### Entries
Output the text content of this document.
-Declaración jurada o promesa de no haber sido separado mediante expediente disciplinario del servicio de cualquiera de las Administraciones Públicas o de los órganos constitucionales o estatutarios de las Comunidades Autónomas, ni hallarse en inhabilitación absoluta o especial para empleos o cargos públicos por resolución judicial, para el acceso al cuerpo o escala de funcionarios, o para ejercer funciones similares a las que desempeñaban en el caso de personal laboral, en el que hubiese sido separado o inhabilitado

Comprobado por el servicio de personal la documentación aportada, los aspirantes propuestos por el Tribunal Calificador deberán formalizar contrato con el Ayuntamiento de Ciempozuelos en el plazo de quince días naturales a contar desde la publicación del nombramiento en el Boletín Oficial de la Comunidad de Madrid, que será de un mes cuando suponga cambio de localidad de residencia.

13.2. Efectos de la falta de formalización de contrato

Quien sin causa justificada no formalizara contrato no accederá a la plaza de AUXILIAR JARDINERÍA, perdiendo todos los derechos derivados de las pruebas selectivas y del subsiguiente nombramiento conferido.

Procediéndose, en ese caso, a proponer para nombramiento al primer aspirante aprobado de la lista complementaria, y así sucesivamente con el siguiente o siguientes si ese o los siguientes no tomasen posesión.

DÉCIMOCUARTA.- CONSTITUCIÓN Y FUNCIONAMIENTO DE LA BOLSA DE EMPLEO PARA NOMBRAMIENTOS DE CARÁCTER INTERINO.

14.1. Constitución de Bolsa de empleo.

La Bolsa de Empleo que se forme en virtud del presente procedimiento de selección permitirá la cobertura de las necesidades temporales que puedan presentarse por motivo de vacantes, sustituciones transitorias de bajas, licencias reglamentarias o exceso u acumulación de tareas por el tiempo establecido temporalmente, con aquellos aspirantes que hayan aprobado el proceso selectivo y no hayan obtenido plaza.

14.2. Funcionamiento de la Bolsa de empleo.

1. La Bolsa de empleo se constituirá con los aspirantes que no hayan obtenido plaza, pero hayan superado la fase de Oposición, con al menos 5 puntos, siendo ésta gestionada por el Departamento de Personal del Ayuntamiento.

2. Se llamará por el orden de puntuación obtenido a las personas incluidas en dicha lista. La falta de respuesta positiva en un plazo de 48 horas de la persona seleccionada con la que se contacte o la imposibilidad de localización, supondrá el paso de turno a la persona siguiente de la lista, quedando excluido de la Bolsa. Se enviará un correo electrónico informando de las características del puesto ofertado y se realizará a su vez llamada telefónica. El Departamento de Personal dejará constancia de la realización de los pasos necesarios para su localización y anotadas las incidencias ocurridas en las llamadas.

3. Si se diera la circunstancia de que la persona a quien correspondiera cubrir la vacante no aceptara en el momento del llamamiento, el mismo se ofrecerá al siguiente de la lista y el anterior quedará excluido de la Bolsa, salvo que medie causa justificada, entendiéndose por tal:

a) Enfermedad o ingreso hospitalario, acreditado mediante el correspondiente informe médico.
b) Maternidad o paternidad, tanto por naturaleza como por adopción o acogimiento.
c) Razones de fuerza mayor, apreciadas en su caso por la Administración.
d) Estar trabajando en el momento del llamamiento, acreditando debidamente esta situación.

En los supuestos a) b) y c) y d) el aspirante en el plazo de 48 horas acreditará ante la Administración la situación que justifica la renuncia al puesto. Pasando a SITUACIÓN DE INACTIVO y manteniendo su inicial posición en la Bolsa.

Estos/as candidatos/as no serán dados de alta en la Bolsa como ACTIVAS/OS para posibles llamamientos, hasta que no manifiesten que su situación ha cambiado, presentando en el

### What needs to be done
Read the entries and show each line that mentions "situación".

### Solution for this exercise
d) Estar trabajando en el momento del llamamiento, acreditando debidamente esta situación.
En los supuestos a) b) y c) y d) el aspirante en el plazo de 48 horas acreditará ante la Administración la situación que justifica la renuncia al puesto. Pasando a SITUACIÓN DE INACTIVO y manteniendo su inicial posición en la Bolsa.
Estos/as candidatos/as no serán dados de alta en la Bolsa como ACTIVAS/OS para posibles llamamientos, hasta que no manifiesten que su situación ha cambiado, presentando en el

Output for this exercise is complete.